* **EXERCISE DIRECTIONS**
Quote, word for word, every line starting at the line that contains "Read this page and output its text content." and ending with the last line of the records; include both of these lines and no others.

* **RECORDS FOR THE TASK**
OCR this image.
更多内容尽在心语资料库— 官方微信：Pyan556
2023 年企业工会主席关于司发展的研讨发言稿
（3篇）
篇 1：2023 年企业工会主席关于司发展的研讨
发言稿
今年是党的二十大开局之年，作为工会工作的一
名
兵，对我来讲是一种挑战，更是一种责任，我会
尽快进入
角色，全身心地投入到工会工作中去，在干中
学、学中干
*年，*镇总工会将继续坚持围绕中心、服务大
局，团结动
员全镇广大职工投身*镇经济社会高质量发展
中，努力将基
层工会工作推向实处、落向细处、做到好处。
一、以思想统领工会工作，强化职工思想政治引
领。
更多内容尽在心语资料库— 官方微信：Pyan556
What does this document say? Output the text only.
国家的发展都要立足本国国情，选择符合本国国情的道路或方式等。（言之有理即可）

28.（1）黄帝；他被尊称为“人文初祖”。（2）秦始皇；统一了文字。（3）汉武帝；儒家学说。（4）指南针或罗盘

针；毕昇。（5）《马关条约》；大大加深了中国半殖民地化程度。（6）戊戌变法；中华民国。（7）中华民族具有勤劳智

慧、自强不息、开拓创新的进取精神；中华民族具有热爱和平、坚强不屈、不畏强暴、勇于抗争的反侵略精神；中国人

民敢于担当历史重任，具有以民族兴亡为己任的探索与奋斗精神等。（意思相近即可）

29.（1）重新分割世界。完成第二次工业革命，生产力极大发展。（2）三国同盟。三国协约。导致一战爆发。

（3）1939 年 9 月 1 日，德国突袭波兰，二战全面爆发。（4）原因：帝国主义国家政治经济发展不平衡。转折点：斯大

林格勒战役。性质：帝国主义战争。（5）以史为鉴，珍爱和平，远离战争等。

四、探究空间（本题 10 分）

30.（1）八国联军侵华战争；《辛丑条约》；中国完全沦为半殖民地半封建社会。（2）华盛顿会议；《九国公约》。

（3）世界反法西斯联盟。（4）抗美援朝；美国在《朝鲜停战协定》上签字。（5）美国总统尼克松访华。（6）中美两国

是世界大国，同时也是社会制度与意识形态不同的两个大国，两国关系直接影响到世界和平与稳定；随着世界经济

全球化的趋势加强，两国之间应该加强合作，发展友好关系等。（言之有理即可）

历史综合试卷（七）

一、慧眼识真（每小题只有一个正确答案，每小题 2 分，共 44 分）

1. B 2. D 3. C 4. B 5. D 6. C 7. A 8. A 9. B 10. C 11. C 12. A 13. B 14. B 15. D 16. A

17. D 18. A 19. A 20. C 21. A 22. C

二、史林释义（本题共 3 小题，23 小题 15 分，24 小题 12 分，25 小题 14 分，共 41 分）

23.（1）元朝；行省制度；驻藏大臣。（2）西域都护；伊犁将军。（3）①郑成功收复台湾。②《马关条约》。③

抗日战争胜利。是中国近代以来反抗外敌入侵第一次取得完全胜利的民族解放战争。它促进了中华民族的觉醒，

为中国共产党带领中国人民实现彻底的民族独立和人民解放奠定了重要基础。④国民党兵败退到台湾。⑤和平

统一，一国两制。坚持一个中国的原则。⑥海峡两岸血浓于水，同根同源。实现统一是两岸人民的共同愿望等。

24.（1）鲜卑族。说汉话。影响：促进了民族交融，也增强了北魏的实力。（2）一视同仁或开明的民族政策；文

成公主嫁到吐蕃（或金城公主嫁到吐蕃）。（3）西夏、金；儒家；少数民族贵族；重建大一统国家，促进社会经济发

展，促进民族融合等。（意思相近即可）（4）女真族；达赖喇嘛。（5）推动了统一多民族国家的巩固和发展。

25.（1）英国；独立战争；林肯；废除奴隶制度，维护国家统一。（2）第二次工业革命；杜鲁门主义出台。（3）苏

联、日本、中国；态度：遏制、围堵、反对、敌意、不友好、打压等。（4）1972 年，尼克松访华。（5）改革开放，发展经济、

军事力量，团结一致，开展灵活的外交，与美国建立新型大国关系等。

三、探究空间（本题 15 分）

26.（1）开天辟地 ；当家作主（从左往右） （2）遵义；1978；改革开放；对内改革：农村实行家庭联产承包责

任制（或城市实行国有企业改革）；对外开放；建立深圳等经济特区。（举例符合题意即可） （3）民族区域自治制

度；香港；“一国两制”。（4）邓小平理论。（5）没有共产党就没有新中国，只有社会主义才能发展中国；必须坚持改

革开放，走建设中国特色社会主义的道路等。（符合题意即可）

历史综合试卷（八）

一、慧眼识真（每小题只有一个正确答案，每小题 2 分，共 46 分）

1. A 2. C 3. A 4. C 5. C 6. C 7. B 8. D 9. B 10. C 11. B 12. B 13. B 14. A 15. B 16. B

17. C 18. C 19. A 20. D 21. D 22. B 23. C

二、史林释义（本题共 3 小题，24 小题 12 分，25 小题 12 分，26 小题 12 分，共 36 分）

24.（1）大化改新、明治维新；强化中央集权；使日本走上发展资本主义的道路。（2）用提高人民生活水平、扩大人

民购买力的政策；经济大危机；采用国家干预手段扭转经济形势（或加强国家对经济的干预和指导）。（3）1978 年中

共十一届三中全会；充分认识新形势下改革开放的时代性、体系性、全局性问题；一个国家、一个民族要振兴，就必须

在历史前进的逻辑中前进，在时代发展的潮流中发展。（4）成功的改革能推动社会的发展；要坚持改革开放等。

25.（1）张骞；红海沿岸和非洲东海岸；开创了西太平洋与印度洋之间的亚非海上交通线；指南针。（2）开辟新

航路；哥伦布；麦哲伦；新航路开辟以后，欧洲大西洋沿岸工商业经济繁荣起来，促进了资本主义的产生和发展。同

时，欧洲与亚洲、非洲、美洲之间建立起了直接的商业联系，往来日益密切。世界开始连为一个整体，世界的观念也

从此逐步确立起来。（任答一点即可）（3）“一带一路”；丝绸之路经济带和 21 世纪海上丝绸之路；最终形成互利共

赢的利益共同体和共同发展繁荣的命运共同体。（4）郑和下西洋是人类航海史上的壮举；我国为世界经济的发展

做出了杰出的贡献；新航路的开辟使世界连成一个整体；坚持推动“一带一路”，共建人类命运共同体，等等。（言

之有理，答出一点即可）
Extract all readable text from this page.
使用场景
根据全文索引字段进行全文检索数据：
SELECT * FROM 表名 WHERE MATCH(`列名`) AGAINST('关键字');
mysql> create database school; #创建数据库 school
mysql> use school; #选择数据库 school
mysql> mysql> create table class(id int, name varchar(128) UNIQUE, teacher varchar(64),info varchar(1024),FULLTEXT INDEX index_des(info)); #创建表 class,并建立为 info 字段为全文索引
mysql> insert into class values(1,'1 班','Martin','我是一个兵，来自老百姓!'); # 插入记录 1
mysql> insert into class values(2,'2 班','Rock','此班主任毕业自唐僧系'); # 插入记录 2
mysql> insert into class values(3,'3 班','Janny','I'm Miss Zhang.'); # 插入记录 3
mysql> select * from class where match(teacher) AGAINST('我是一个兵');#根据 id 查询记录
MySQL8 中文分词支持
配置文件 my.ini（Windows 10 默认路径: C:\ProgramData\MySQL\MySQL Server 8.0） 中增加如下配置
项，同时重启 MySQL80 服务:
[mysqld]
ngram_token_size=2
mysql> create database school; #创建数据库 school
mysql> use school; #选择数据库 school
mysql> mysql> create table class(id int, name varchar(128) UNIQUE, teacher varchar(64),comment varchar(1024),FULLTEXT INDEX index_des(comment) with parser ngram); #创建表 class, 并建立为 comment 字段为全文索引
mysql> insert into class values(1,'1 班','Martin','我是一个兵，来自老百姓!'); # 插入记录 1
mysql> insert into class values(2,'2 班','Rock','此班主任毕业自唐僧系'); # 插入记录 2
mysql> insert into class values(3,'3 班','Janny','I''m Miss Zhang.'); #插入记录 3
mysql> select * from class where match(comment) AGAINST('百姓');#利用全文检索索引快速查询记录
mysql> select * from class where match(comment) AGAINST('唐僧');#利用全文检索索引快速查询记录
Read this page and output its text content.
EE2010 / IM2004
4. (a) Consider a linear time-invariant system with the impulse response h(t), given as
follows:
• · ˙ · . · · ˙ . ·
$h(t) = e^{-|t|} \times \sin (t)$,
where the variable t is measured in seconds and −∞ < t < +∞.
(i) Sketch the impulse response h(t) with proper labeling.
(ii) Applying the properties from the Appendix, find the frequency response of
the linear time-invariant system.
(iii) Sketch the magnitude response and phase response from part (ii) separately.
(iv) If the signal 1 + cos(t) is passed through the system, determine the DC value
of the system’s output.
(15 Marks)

* **ANSWER TO THE PROBLEM**
Read this page and output its text content.
EE2010 / IM2004
4. (a) Consider a linear time-invariant system with the impulse response h(t), given as
follows:
• · ˙ · . · · ˙ . ·
$h(t) = e^{-|t|} \times \sin (t)$,
where the variable t is measured in seconds and −∞ < t < +∞.
(i) Sketch the impulse response h(t) with proper labeling.
(ii) Applying the properties from the Appendix, find the frequency response of
the linear time-invariant system.
(iii) Sketch the magnitude response and phase response from part (ii) separately.
(iv) If the signal 1 + cos(t) is passed through the system, determine the DC value
of the system’s output.
(15 Marks)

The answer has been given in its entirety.